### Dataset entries
— START —
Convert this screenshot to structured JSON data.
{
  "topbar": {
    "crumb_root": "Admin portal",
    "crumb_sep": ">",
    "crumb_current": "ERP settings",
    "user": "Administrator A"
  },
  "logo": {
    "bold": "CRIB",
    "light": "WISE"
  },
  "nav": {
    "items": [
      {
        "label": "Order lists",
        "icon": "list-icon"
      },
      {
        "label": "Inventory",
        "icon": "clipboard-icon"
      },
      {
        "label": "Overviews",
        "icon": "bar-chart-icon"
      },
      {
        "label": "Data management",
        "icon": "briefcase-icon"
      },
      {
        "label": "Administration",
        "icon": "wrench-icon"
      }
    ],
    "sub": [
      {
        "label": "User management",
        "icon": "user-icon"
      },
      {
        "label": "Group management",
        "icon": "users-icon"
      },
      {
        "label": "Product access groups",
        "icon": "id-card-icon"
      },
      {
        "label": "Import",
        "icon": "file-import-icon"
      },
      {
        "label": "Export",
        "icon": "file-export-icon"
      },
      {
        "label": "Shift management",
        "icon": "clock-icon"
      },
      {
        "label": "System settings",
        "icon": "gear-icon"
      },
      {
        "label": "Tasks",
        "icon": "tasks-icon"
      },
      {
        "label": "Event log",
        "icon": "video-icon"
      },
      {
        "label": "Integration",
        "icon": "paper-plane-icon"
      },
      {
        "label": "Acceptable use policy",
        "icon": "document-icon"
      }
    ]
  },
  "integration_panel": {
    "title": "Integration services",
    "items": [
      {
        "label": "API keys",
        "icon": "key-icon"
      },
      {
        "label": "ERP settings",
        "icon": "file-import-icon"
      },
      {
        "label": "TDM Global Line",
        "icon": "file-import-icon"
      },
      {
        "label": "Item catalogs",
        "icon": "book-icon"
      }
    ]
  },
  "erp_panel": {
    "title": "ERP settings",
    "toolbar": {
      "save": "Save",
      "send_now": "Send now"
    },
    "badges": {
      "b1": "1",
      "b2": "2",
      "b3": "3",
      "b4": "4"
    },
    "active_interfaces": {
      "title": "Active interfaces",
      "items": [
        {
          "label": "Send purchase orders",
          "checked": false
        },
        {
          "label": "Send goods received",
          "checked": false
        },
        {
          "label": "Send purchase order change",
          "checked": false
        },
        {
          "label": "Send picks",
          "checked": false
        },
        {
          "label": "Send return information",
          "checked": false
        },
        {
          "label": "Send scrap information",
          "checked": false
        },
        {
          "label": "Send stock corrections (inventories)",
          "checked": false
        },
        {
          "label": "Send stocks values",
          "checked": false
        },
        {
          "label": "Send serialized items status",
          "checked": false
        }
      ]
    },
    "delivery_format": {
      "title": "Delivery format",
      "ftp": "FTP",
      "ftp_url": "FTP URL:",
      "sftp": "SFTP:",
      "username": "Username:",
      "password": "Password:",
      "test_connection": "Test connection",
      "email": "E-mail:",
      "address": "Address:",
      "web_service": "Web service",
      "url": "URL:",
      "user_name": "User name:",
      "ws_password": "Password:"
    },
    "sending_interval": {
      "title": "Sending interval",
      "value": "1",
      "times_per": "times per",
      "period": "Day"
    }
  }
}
— END —
### What this task involves
Transcribe every entry word for word.

### Finished task
Convert this screenshot to structured JSON data.
{
  "topbar": {
    "crumb_root": "Admin portal",
    "crumb_sep": ">",
    "crumb_current": "ERP settings",
    "user": "Administrator A"
  },
  "logo": {
    "bold": "CRIB",
    "light": "WISE"
  },
  "nav": {
    "items": [
      {
        "label": "Order lists",
        "icon": "list-icon"
      },
      {
        "label": "Inventory",
        "icon": "clipboard-icon"
      },
      {
        "label": "Overviews",
        "icon": "bar-chart-icon"
      },
      {
        "label": "Data management",
        "icon": "briefcase-icon"
      },
      {
        "label": "Administration",
        "icon": "wrench-icon"
      }
    ],
    "sub": [
      {
        "label": "User management",
        "icon": "user-icon"
      },
      {
        "label": "Group management",
        "icon": "users-icon"
      },
      {
        "label": "Product access groups",
        "icon": "id-card-icon"
      },
      {
        "label": "Import",
        "icon": "file-import-icon"
      },
      {
        "label": "Export",
        "icon": "file-export-icon"
      },
      {
        "label": "Shift management",
        "icon": "clock-icon"
      },
      {
        "label": "System settings",
        "icon": "gear-icon"
      },
      {
        "label": "Tasks",
        "icon": "tasks-icon"
      },
      {
        "label": "Event log",
        "icon": "video-icon"
      },
      {
        "label": "Integration",
        "icon": "paper-plane-icon"
      },
      {
        "label": "Acceptable use policy",
        "icon": "document-icon"
      }
    ]
  },
  "integration_panel": {
    "title": "Integration services",
    "items": [
      {
        "label": "API keys",
        "icon": "key-icon"
      },
      {
        "label": "ERP settings",
        "icon": "file-import-icon"
      },
      {
        "label": "TDM Global Line",
        "icon": "file-import-icon"
      },
      {
        "label": "Item catalogs",
        "icon": "book-icon"
      }
    ]
  },
  "erp_panel": {
    "title": "ERP settings",
    "toolbar": {
      "save": "Save",
      "send_now": "Send now"
    },
    "badges": {
      "b1": "1",
      "b2": "2",
      "b3": "3",
      "b4": "4"
    },
    "active_interfaces": {
      "title": "Active interfaces",
      "items": [
        {
          "label": "Send purchase orders",
          "checked": false
        },
        {
          "label": "Send goods received",
          "checked": false
        },
        {
          "label": "Send purchase order change",
          "checked": false
        },
        {
          "label": "Send picks",
          "checked": false
        },
        {
          "label": "Send return information",
          "checked": false
        },
        {
          "label": "Send scrap information",
          "checked": false
        },
        {
          "label": "Send stock corrections (inventories)",
          "checked": false
        },
        {
          "label": "Send stocks values",
          "checked": false
        },
        {
          "label": "Send serialized items status",
          "checked": false
        }
      ]
    },
    "delivery_format": {
      "title": "Delivery format",
      "ftp": "FTP",
      "ftp_url": "FTP URL:",
      "sftp": "SFTP:",
      "username": "Username:",
      "password": "Password:",
      "test_connection": "Test connection",
      "email": "E-mail:",
      "address": "Address:",
      "web_service": "Web service",
      "url": "URL:",
      "user_name": "User name:",
      "ws_password": "Password:"
    },
    "sending_interval": {
      "title": "Sending interval",
      "value": "1",
      "times_per": "times per",
      "period": "Day"
    }
  }
}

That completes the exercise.